* **WHAT YOU ARE ASKED TO DO**: Scan the material that follows. Copy every line containing the word "regarding".

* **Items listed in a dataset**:
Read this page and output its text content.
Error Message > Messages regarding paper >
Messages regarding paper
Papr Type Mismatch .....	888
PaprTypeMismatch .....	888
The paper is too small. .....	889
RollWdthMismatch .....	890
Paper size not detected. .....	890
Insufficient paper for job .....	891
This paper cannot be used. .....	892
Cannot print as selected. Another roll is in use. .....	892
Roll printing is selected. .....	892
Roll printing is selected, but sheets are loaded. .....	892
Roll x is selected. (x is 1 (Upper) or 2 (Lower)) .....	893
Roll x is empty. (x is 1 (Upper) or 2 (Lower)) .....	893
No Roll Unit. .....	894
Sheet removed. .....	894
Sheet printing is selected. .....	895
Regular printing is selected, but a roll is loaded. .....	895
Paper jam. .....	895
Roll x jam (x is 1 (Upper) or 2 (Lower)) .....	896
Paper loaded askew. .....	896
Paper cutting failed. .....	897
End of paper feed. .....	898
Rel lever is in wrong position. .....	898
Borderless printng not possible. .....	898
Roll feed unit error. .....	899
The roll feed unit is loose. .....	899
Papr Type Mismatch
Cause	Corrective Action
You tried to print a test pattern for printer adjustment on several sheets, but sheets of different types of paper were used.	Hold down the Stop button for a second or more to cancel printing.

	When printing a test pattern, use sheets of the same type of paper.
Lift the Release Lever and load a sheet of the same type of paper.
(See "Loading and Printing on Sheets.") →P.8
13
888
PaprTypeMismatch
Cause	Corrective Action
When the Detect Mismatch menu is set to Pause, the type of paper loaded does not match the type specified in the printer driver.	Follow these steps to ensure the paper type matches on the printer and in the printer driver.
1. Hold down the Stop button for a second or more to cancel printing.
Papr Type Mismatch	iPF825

* **RESULT BELOW**:
Error Message > Messages regarding paper >
Messages regarding paper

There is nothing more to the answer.